▼

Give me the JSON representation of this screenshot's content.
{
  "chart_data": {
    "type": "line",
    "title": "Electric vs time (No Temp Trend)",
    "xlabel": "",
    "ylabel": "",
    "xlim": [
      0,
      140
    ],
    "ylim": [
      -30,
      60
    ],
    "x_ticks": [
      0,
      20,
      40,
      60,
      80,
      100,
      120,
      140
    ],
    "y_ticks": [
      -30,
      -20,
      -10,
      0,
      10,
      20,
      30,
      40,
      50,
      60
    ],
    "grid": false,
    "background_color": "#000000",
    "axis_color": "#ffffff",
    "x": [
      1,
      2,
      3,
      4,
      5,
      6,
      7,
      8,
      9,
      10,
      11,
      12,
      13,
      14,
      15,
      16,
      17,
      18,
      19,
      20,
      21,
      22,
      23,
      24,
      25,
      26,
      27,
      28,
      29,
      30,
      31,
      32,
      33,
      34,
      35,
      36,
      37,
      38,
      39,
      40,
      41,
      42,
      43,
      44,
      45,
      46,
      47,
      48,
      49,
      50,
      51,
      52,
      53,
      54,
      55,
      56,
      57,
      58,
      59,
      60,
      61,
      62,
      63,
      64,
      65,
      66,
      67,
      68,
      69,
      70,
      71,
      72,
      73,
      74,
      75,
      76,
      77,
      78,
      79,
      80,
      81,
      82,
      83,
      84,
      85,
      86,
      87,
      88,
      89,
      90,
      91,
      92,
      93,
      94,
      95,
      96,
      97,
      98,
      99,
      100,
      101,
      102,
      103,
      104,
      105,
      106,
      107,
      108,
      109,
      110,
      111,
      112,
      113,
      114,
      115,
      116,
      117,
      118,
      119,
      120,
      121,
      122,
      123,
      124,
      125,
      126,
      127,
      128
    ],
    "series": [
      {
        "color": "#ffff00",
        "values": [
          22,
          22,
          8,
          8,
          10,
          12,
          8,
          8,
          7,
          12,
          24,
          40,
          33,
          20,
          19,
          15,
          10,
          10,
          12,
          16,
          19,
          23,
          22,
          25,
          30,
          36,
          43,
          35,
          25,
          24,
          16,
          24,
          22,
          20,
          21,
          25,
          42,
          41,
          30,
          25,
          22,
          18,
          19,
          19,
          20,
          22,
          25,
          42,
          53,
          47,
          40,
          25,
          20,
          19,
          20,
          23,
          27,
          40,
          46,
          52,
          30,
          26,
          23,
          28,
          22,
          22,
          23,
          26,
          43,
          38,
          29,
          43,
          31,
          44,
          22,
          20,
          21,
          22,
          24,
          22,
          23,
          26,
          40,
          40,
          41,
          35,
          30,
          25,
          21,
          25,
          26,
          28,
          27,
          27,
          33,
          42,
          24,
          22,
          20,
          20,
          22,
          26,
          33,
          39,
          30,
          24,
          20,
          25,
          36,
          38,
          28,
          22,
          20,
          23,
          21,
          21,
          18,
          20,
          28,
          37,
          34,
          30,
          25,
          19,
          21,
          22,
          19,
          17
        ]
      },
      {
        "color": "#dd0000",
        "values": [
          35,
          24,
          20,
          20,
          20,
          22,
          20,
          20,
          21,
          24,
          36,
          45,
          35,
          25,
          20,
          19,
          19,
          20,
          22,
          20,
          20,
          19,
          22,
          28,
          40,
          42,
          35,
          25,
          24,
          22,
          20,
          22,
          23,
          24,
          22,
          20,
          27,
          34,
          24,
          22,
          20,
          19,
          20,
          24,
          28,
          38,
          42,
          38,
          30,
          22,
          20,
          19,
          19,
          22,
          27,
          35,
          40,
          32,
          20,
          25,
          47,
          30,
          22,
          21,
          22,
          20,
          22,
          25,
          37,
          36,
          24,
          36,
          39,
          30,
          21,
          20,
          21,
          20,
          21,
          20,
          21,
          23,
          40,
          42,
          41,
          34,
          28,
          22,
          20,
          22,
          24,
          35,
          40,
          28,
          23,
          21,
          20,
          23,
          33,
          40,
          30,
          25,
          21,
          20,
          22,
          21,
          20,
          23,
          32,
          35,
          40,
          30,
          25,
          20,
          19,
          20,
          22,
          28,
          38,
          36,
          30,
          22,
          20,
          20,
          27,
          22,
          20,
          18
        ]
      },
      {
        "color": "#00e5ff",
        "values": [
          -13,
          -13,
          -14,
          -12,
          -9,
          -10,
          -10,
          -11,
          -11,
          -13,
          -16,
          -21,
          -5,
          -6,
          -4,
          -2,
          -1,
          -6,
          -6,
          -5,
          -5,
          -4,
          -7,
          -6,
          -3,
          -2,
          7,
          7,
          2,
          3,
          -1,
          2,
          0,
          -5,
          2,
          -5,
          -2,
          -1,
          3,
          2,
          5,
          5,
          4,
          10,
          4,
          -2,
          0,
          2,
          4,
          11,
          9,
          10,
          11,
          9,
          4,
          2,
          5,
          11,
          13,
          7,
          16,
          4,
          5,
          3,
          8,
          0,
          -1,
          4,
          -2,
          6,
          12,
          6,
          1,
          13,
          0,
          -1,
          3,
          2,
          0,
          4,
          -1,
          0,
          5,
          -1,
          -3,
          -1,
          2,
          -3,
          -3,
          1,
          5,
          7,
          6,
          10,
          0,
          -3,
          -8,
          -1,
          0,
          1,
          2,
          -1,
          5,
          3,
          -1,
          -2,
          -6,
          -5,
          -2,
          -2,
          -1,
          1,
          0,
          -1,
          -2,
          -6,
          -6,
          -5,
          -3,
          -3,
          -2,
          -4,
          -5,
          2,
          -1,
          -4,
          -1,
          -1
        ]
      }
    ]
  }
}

▲

Copy out the whole listing exactly as written.

Give me the JSON representation of this screenshot's content.
{
  "chart_data": {
    "type": "line",
    "title": "Electric vs time (No Temp Trend)",
    "xlabel": "",
    "ylabel": "",
    "xlim": [
      0,
      140
    ],
    "ylim": [
      -30,
      60
    ],
    "x_ticks": [
      0,
      20,
      40,
      60,
      80,
      100,
      120,
      140
    ],
    "y_ticks": [
      -30,
      -20,
      -10,
      0,
      10,
      20,
      30,
      40,
      50,
      60
    ],
    "grid": false,
    "background_color": "#000000",
    "axis_color": "#ffffff",
    "x": [
      1,
      2,
      3,
      4,
      5,
      6,
      7,
      8,
      9,
      10,
      11,
      12,
      13,
      14,
      15,
      16,
      17,
      18,
      19,
      20,
      21,
      22,
      23,
      24,
      25,
      26,
      27,
      28,
      29,
      30,
      31,
      32,
      33,
      34,
      35,
      36,
      37,
      38,
      39,
      40,
      41,
      42,
      43,
      44,
      45,
      46,
      47,
      48,
      49,
      50,
      51,
      52,
      53,
      54,
      55,
      56,
      57,
      58,
      59,
      60,
      61,
      62,
      63,
      64,
      65,
      66,
      67,
      68,
      69,
      70,
      71,
      72,
      73,
      74,
      75,
      76,
      77,
      78,
      79,
      80,
      81,
      82,
      83,
      84,
      85,
      86,
      87,
      88,
      89,
      90,
      91,
      92,
      93,
      94,
      95,
      96,
      97,
      98,
      99,
      100,
      101,
      102,
      103,
      104,
      105,
      106,
      107,
      108,
      109,
      110,
      111,
      112,
      113,
      114,
      115,
      116,
      117,
      118,
      119,
      120,
      121,
      122,
      123,
      124,
      125,
      126,
      127,
      128
    ],
    "series": [
      {
        "color": "#ffff00",
        "values": [
          22,
          22,
          8,
          8,
          10,
          12,
          8,
          8,
          7,
          12,
          24,
          40,
          33,
          20,
          19,
          15,
          10,
          10,
          12,
          16,
          19,
          23,
          22,
          25,
          30,
          36,
          43,
          35,
          25,
          24,
          16,
          24,
          22,
          20,
          21,
          25,
          42,
          41,
          30,
          25,
          22,
          18,
          19,
          19,
          20,
          22,
          25,
          42,
          53,
          47,
          40,
          25,
          20,
          19,
          20,
          23,
          27,
          40,
          46,
          52,
          30,
          26,
          23,
          28,
          22,
          22,
          23,
          26,
          43,
          38,
          29,
          43,
          31,
          44,
          22,
          20,
          21,
          22,
          24,
          22,
          23,
          26,
          40,
          40,
          41,
          35,
          30,
          25,
          21,
          25,
          26,
          28,
          27,
          27,
          33,
          42,
          24,
          22,
          20,
          20,
          22,
          26,
          33,
          39,
          30,
          24,
          20,
          25,
          36,
          38,
          28,
          22,
          20,
          23,
          21,
          21,
          18,
          20,
          28,
          37,
          34,
          30,
          25,
          19,
          21,
          22,
          19,
          17
        ]
      },
      {
        "color": "#dd0000",
        "values": [
          35,
          24,
          20,
          20,
          20,
          22,
          20,
          20,
          21,
          24,
          36,
          45,
          35,
          25,
          20,
          19,
          19,
          20,
          22,
          20,
          20,
          19,
          22,
          28,
          40,
          42,
          35,
          25,
          24,
          22,
          20,
          22,
          23,
          24,
          22,
          20,
          27,
          34,
          24,
          22,
          20,
          19,
          20,
          24,
          28,
          38,
          42,
          38,
          30,
          22,
          20,
          19,
          19,
          22,
          27,
          35,
          40,
          32,
          20,
          25,
          47,
          30,
          22,
          21,
          22,
          20,
          22,
          25,
          37,
          36,
          24,
          36,
          39,
          30,
          21,
          20,
          21,
          20,
          21,
          20,
          21,
          23,
          40,
          42,
          41,
          34,
          28,
          22,
          20,
          22,
          24,
          35,
          40,
          28,
          23,
          21,
          20,
          23,
          33,
          40,
          30,
          25,
          21,
          20,
          22,
          21,
          20,
          23,
          32,
          35,
          40,
          30,
          25,
          20,
          19,
          20,
          22,
          28,
          38,
          36,
          30,
          22,
          20,
          20,
          27,
          22,
          20,
          18
        ]
      },
      {
        "color": "#00e5ff",
        "values": [
          -13,
          -13,
          -14,
          -12,
          -9,
          -10,
          -10,
          -11,
          -11,
          -13,
          -16,
          -21,
          -5,
          -6,
          -4,
          -2,
          -1,
          -6,
          -6,
          -5,
          -5,
          -4,
          -7,
          -6,
          -3,
          -2,
          7,
          7,
          2,
          3,
          -1,
          2,
          0,
          -5,
          2,
          -5,
          -2,
          -1,
          3,
          2,
          5,
          5,
          4,
          10,
          4,
          -2,
          0,
          2,
          4,
          11,
          9,
          10,
          11,
          9,
          4,
          2,
          5,
          11,
          13,
          7,
          16,
          4,
          5,
          3,
          8,
          0,
          -1,
          4,
          -2,
          6,
          12,
          6,
          1,
          13,
          0,
          -1,
          3,
          2,
          0,
          4,
          -1,
          0,
          5,
          -1,
          -3,
          -1,
          2,
          -3,
          -3,
          1,
          5,
          7,
          6,
          10,
          0,
          -3,
          -8,
          -1,
          0,
          1,
          2,
          -1,
          5,
          3,
          -1,
          -2,
          -6,
          -5,
          -2,
          -2,
          -1,
          1,
          0,
          -1,
          -2,
          -6,
          -6,
          -5,
          -3,
          -3,
          -2,
          -4,
          -5,
          2,
          -1,
          -4,
          -1,
          -1
        ]
      }
    ]
  }
}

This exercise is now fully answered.